PROBLEM DETAILS ▸
Pick out each line in these entries that contains the string "医学英语翻译技巧".

===============

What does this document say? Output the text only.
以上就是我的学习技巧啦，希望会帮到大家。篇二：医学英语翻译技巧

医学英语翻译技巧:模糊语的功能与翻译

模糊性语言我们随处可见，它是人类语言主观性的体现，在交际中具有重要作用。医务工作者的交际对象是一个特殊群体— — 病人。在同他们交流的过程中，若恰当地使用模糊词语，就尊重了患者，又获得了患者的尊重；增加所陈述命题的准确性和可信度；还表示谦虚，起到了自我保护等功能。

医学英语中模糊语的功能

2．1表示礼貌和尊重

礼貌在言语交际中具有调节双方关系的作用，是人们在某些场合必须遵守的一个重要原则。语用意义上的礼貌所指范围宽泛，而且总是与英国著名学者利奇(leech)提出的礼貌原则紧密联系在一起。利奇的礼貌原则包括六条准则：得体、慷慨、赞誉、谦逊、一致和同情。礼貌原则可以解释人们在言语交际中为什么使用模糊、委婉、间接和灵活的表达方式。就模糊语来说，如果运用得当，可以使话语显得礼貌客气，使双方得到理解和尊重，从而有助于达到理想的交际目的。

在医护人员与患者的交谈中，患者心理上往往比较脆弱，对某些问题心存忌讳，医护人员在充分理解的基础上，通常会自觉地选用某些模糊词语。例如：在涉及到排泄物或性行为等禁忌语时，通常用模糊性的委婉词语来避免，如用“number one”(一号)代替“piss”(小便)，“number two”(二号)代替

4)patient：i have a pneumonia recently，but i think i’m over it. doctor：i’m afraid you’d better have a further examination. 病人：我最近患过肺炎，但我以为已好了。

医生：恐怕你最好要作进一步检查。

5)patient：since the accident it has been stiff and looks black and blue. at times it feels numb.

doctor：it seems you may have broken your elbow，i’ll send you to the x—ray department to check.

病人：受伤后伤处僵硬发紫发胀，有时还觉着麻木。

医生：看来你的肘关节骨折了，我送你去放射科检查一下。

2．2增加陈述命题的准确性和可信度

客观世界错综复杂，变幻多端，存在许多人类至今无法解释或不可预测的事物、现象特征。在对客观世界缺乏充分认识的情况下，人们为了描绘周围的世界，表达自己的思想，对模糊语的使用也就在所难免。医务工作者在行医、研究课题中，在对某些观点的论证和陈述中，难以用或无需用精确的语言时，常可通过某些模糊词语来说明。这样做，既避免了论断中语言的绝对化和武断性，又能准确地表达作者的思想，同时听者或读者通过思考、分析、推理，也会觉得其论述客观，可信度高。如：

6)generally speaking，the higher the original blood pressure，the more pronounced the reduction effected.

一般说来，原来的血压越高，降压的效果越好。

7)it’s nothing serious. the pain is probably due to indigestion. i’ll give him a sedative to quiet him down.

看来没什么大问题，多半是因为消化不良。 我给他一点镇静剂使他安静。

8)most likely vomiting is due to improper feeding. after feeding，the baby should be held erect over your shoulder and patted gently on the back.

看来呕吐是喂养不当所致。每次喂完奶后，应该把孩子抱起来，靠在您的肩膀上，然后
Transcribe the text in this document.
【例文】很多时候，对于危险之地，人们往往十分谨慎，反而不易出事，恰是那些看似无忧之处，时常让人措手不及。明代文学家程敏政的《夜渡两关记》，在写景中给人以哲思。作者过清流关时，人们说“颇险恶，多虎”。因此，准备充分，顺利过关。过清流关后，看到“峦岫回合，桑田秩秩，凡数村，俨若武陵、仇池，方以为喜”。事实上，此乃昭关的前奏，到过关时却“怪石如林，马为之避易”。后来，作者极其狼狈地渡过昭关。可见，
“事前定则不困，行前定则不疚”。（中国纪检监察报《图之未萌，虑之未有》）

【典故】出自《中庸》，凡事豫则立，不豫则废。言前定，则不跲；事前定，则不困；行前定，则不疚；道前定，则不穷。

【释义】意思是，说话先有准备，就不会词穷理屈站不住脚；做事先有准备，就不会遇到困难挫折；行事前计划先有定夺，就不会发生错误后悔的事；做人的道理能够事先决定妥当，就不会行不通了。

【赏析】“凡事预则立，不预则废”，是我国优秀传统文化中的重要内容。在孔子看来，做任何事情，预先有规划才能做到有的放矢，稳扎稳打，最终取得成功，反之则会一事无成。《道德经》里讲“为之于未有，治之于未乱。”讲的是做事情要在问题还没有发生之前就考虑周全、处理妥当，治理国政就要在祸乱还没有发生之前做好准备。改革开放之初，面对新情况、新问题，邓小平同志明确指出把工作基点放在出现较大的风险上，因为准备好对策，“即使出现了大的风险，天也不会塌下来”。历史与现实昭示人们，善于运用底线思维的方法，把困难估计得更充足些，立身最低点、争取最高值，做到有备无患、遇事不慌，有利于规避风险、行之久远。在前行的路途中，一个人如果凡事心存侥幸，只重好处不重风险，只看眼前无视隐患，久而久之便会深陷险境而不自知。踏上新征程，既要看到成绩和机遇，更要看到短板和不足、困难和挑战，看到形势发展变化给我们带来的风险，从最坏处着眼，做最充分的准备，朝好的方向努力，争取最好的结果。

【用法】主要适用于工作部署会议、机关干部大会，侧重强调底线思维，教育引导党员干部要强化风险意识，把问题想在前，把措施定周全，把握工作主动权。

===============

ANSWER TO THIS PROBLEM ▸
以上就是我的学习技巧啦，希望会帮到大家。篇二：医学英语翻译技巧
医学英语翻译技巧:模糊语的功能与翻译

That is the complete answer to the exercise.